═════ Supplied data ═════

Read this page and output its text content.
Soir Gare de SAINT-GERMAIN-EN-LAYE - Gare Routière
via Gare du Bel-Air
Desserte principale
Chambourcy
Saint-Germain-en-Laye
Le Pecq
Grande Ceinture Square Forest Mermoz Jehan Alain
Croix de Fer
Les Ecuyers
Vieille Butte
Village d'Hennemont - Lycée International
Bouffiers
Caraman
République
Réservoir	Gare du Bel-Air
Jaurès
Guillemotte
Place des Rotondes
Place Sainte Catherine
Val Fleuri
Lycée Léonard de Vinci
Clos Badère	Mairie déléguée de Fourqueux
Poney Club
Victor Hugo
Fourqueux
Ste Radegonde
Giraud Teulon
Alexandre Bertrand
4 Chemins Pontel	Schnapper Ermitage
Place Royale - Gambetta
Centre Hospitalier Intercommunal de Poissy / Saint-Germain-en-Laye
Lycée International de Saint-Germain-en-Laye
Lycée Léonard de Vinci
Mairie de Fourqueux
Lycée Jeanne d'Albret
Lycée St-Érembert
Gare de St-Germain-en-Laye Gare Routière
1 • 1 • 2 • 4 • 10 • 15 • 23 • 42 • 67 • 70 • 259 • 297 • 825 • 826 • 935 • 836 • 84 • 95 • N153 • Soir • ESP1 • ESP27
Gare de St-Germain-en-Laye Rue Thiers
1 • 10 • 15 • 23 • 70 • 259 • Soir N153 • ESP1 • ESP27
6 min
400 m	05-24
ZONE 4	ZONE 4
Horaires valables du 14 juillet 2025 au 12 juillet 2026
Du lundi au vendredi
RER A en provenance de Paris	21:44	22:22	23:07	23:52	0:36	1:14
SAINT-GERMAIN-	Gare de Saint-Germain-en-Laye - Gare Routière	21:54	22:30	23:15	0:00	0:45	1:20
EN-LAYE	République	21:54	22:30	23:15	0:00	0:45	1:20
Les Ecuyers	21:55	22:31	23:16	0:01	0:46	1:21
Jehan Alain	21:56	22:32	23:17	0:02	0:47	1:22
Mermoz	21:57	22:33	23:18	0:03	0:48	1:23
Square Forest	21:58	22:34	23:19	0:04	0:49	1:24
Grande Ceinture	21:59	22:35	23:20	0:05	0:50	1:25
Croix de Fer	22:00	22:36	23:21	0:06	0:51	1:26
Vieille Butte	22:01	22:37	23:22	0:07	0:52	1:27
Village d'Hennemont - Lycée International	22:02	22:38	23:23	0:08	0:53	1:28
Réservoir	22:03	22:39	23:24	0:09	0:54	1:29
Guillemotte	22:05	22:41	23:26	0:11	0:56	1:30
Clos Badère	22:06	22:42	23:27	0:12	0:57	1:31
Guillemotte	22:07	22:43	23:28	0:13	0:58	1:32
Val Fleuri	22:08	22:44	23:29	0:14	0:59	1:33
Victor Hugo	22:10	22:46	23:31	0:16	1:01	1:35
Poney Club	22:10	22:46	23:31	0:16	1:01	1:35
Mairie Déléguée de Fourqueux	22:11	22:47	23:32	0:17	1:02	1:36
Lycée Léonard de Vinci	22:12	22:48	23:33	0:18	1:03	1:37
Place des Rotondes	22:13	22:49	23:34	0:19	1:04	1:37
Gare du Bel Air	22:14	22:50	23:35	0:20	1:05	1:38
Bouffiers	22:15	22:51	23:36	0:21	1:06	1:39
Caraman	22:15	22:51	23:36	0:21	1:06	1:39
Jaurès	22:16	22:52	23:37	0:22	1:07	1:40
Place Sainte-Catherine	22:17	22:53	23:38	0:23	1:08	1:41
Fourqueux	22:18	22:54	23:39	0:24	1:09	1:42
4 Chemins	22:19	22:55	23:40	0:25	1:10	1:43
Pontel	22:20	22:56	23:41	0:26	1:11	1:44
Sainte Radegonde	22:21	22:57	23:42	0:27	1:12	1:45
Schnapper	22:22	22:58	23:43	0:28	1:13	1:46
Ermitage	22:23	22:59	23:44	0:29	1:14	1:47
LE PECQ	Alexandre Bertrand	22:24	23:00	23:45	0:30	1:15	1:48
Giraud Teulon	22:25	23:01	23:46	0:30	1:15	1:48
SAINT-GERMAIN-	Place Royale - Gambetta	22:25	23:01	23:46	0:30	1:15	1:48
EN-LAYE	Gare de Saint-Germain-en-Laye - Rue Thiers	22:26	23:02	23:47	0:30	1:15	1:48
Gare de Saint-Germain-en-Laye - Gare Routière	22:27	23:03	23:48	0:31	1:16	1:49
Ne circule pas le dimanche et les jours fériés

═════

**Directive**: Copy each line above that contains the string "Alain".

**Completed exercise**:
Grande Ceinture Square Forest Mermoz Jehan Alain
Jehan Alain	21:56	22:32	23:17	0:02	0:47	1:22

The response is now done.